## Goal:
Your job is to restate each entry word for word.

## Input for this task:
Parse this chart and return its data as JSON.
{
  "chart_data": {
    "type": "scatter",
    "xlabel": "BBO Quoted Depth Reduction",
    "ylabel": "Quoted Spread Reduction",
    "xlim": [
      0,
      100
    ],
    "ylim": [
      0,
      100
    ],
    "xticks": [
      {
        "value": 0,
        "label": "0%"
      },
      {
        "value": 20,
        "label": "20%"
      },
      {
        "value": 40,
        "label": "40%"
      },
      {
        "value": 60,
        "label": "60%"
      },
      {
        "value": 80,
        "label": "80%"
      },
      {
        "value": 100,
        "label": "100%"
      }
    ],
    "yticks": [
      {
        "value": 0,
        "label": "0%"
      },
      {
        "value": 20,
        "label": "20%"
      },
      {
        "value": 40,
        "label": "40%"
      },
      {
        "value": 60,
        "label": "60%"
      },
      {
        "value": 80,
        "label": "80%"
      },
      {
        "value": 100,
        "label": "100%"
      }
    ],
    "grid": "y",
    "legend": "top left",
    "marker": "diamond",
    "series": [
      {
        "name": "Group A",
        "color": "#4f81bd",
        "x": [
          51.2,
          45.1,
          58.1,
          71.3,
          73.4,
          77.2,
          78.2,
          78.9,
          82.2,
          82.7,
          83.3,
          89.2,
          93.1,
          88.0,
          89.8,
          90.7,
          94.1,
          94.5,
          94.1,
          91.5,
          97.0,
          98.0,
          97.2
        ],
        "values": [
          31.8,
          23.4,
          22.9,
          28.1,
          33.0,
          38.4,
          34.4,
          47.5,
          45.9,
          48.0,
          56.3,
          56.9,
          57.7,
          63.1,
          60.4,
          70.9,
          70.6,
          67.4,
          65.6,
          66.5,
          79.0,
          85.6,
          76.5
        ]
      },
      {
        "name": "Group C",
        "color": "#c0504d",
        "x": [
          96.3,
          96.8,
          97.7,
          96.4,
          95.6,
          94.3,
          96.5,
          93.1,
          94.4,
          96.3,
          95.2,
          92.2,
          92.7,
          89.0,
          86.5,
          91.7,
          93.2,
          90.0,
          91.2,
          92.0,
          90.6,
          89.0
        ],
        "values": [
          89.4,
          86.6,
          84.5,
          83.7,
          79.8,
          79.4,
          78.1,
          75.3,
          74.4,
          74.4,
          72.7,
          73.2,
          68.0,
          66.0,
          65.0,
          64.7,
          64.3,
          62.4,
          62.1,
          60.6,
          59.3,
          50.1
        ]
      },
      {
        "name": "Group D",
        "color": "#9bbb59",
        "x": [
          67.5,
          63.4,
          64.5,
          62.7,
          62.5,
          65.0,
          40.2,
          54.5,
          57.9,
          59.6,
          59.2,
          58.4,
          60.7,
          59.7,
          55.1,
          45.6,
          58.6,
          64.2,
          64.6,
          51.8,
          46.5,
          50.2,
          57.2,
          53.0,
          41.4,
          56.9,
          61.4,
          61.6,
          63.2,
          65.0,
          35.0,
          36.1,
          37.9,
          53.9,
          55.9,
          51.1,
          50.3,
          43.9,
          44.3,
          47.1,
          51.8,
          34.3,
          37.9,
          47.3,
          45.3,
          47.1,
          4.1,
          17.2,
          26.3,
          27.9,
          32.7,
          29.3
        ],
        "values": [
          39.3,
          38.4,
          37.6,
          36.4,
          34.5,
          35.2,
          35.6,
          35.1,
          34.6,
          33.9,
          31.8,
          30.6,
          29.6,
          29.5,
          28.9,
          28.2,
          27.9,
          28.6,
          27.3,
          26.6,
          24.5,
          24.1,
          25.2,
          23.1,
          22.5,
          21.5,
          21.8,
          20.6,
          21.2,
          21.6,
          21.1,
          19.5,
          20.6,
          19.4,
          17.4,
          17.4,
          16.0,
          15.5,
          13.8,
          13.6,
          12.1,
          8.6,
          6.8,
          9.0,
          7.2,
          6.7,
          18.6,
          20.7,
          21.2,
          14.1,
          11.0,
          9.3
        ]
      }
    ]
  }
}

## Finished task:
Parse this chart and return its data as JSON.
{
  "chart_data": {
    "type": "scatter",
    "xlabel": "BBO Quoted Depth Reduction",
    "ylabel": "Quoted Spread Reduction",
    "xlim": [
      0,
      100
    ],
    "ylim": [
      0,
      100
    ],
    "xticks": [
      {
        "value": 0,
        "label": "0%"
      },
      {
        "value": 20,
        "label": "20%"
      },
      {
        "value": 40,
        "label": "40%"
      },
      {
        "value": 60,
        "label": "60%"
      },
      {
        "value": 80,
        "label": "80%"
      },
      {
        "value": 100,
        "label": "100%"
      }
    ],
    "yticks": [
      {
        "value": 0,
        "label": "0%"
      },
      {
        "value": 20,
        "label": "20%"
      },
      {
        "value": 40,
        "label": "40%"
      },
      {
        "value": 60,
        "label": "60%"
      },
      {
        "value": 80,
        "label": "80%"
      },
      {
        "value": 100,
        "label": "100%"
      }
    ],
    "grid": "y",
    "legend": "top left",
    "marker": "diamond",
    "series": [
      {
        "name": "Group A",
        "color": "#4f81bd",
        "x": [
          51.2,
          45.1,
          58.1,
          71.3,
          73.4,
          77.2,
          78.2,
          78.9,
          82.2,
          82.7,
          83.3,
          89.2,
          93.1,
          88.0,
          89.8,
          90.7,
          94.1,
          94.5,
          94.1,
          91.5,
          97.0,
          98.0,
          97.2
        ],
        "values": [
          31.8,
          23.4,
          22.9,
          28.1,
          33.0,
          38.4,
          34.4,
          47.5,
          45.9,
          48.0,
          56.3,
          56.9,
          57.7,
          63.1,
          60.4,
          70.9,
          70.6,
          67.4,
          65.6,
          66.5,
          79.0,
          85.6,
          76.5
        ]
      },
      {
        "name": "Group C",
        "color": "#c0504d",
        "x": [
          96.3,
          96.8,
          97.7,
          96.4,
          95.6,
          94.3,
          96.5,
          93.1,
          94.4,
          96.3,
          95.2,
          92.2,
          92.7,
          89.0,
          86.5,
          91.7,
          93.2,
          90.0,
          91.2,
          92.0,
          90.6,
          89.0
        ],
        "values": [
          89.4,
          86.6,
          84.5,
          83.7,
          79.8,
          79.4,
          78.1,
          75.3,
          74.4,
          74.4,
          72.7,
          73.2,
          68.0,
          66.0,
          65.0,
          64.7,
          64.3,
          62.4,
          62.1,
          60.6,
          59.3,
          50.1
        ]
      },
      {
        "name": "Group D",
        "color": "#9bbb59",
        "x": [
          67.5,
          63.4,
          64.5,
          62.7,
          62.5,
          65.0,
          40.2,
          54.5,
          57.9,
          59.6,
          59.2,
          58.4,
          60.7,
          59.7,
          55.1,
          45.6,
          58.6,
          64.2,
          64.6,
          51.8,
          46.5,
          50.2,
          57.2,
          53.0,
          41.4,
          56.9,
          61.4,
          61.6,
          63.2,
          65.0,
          35.0,
          36.1,
          37.9,
          53.9,
          55.9,
          51.1,
          50.3,
          43.9,
          44.3,
          47.1,
          51.8,
          34.3,
          37.9,
          47.3,
          45.3,
          47.1,
          4.1,
          17.2,
          26.3,
          27.9,
          32.7,
          29.3
        ],
        "values": [
          39.3,
          38.4,
          37.6,
          36.4,
          34.5,
          35.2,
          35.6,
          35.1,
          34.6,
          33.9,
          31.8,
          30.6,
          29.6,
          29.5,
          28.9,
          28.2,
          27.9,
          28.6,
          27.3,
          26.6,
          24.5,
          24.1,
          25.2,
          23.1,
          22.5,
          21.5,
          21.8,
          20.6,
          21.2,
          21.6,
          21.1,
          19.5,
          20.6,
          19.4,
          17.4,
          17.4,
          16.0,
          15.5,
          13.8,
          13.6,
          12.1,
          8.6,
          6.8,
          9.0,
          7.2,
          6.7,
          18.6,
          20.7,
          21.2,
          14.1,
          11.0,
          9.3
        ]
      }
    ]
  }
}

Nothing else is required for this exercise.